> _What is asked_
Write out every line of the records below as a numbered list, skipping any blank lines and omitting the pictures.

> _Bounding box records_

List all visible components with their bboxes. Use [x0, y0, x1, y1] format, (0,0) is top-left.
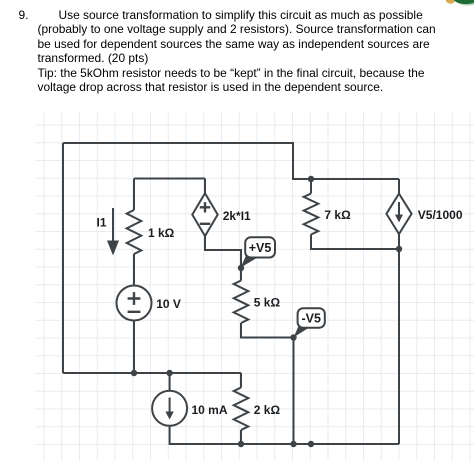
- svg-text:V5/1000: V5/1000: [418, 208, 463, 222]
- dependent source 2k*I1 diamond: [192, 193, 217, 236]
- junction dot 10mA top: [166, 370, 172, 376]
- wire 7k top lead: [310, 179, 312, 194]
- wire inner loop top: [134, 178, 205, 180]
- resistor R5k: [234, 281, 249, 324]
- current source I10mA circle: [152, 391, 187, 426]
- svg-text:+V5: +V5: [249, 241, 272, 255]
- svg-text:10 mA: 10 mA: [192, 403, 228, 417]
- junction dot 7k/V5 bottom: [396, 246, 402, 252]
- wire V5src top lead: [398, 179, 400, 194]
- resistor R2k: [234, 388, 249, 431]
- wire 2k bottom lead: [240, 430, 242, 444]
- V5/1000 arrow: [398, 202, 400, 215]
- wire 2k top lead: [240, 373, 242, 388]
- junction dot 2k bottom: [238, 441, 244, 447]
- wire 2k*I1 top lead: [204, 179, 206, 194]
- 10V minus sign: [128, 311, 141, 313]
- wire 10mA bottom: [170, 426, 399, 444]
- wire 7k bottom: [311, 235, 399, 250]
- wire 10V to bottom: [133, 321, 135, 374]
- svg-text:2k*I1: 2k*I1: [223, 209, 251, 223]
- resistor R7k: [304, 194, 319, 235]
- wire outer left: [62, 143, 64, 373]
- node +V5 dot: [238, 265, 244, 271]
- svg-text:7 kΩ: 7 kΩ: [324, 208, 351, 222]
- node -V5 dot: [290, 334, 296, 340]
- junction dot bottom extra: [308, 441, 314, 447]
- 10V plus sign: [128, 292, 141, 305]
- dependent source V5/1000 diamond: [386, 194, 411, 234]
- wire 1k top lead: [133, 179, 135, 211]
- svg-text:I1: I1: [97, 216, 107, 230]
- callout +V5: [241, 237, 275, 267]
- wire 1k to 10V: [133, 254, 135, 286]
- junction dot 7k top: [308, 176, 314, 182]
- svg-text:1 kΩ: 1 kΩ: [148, 226, 175, 240]
- wire main bottom: [63, 372, 241, 374]
- resistor R1 1k: [127, 210, 142, 254]
- wire 2k*I1 bottom to +V5 node: [205, 236, 241, 268]
- I1 current arrow: [112, 208, 114, 241]
- svg-text:10 V: 10 V: [156, 297, 181, 311]
- logo fragment top-right: [446, 0, 474, 6]
- wire -V5 node down: [293, 338, 295, 445]
- junction dot -V5 bottom: [290, 441, 296, 447]
- junction dot 10V bottom: [131, 370, 137, 376]
- svg-text:2 kΩ: 2 kΩ: [254, 403, 281, 417]
- wire 5k bottom to -V5 node: [241, 323, 294, 338]
- svg-text:-V5: -V5: [301, 311, 321, 325]
- 2k*I1 plus sign: [200, 202, 210, 212]
- problem statement text: [19, 8, 29, 22]
- 2k*I1 minus sign: [200, 223, 210, 225]
- callout -V5: [294, 308, 325, 337]
- wire +V5 node to 5k: [240, 268, 242, 281]
- wire outer top: [63, 143, 399, 179]
- wire 10mA top lead: [169, 373, 171, 391]
- source V1 10V circle: [117, 286, 152, 321]
- wire V5src bottom: [398, 234, 400, 444]
- svg-text:5 kΩ: 5 kΩ: [254, 296, 281, 310]
- 10mA arrow: [169, 398, 171, 413]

> _Result of the task_
1. List all visible components with their bboxes. Use [x0, y0, x1, y1] format, (0,0) is top-left.
2. - svg-text:V5/1000: V5/1000: [418, 208, 463, 222]
3. - dependent source 2k*I1 diamond: [192, 193, 217, 236]
4. - junction dot 10mA top: [166, 370, 172, 376]
5. - wire 7k top lead: [310, 179, 312, 194]
6. - wire inner loop top: [134, 178, 205, 180]
7. - resistor R5k: [234, 281, 249, 324]
8. - current source I10mA circle: [152, 391, 187, 426]
9. - svg-text:+V5: +V5: [249, 241, 272, 255]
10. - svg-text:10 mA: 10 mA: [192, 403, 228, 417]
11. - junction dot 7k/V5 bottom: [396, 246, 402, 252]
12. - wire V5src top lead: [398, 179, 400, 194]
13. - resistor R2k: [234, 388, 249, 431]
14. - wire 2k bottom lead: [240, 430, 242, 444]
15. - V5/1000 arrow: [398, 202, 400, 215]
16. - wire 2k top lead: [240, 373, 242, 388]
17. - junction dot 2k bottom: [238, 441, 244, 447]
18. - wire 2k*I1 top lead: [204, 179, 206, 194]
19. - 10V minus sign: [128, 311, 141, 313]
20. - wire 10mA bottom: [170, 426, 399, 444]
21. - wire 7k bottom: [311, 235, 399, 250]
22. - wire 10V to bottom: [133, 321, 135, 374]
23. - svg-text:2k*I1: 2k*I1: [223, 209, 251, 223]
24. - resistor R7k: [304, 194, 319, 235]
25. - wire outer left: [62, 143, 64, 373]
26. - node +V5 dot: [238, 265, 244, 271]
27. - svg-text:7 kΩ: 7 kΩ: [324, 208, 351, 222]
28. - node -V5 dot: [290, 334, 296, 340]
29. - junction dot bottom extra: [308, 441, 314, 447]
30. - 10V plus sign: [128, 292, 141, 305]
31. - dependent source V5/1000 diamond: [386, 194, 411, 234]
32. - wire 1k top lead: [133, 179, 135, 211]
33. - svg-text:I1: I1: [97, 216, 107, 230]
34. - callout +V5: [241, 237, 275, 267]
35. - wire 1k to 10V: [133, 254, 135, 286]
36. - junction dot 7k top: [308, 176, 314, 182]
37. - svg-text:1 kΩ: 1 kΩ: [148, 226, 175, 240]
38. - wire main bottom: [63, 372, 241, 374]
39. - resistor R1 1k: [127, 210, 142, 254]
40. - wire 2k*I1 bottom to +V5 node: [205, 236, 241, 268]
41. - I1 current arrow: [112, 208, 114, 241]
42. - svg-text:10 V: 10 V: [156, 297, 181, 311]
43. - logo fragment top-right: [446, 0, 474, 6]
44. - wire -V5 node down: [293, 338, 295, 445]
45. - junction dot -V5 bottom: [290, 441, 296, 447]
46. - junction dot 10V bottom: [131, 370, 137, 376]
47. - svg-text:2 kΩ: 2 kΩ: [254, 403, 281, 417]
48. - wire 5k bottom to -V5 node: [241, 323, 294, 338]
49. - svg-text:-V5: -V5: [301, 311, 321, 325]
50. - 2k*I1 plus sign: [200, 202, 210, 212]
51. - problem statement text: [19, 8, 29, 22]
52. - 2k*I1 minus sign: [200, 223, 210, 225]
53. - callout -V5: [294, 308, 325, 337]
54. - wire +V5 node to 5k: [240, 268, 242, 281]
55. - wire outer top: [63, 143, 399, 179]
56. - wire 10mA top lead: [169, 373, 171, 391]
57. - source V1 10V circle: [117, 286, 152, 321]
58. - wire V5src bottom: [398, 234, 400, 444]
59. - svg-text:5 kΩ: 5 kΩ: [254, 296, 281, 310]
60. - 10mA arrow: [169, 398, 171, 413]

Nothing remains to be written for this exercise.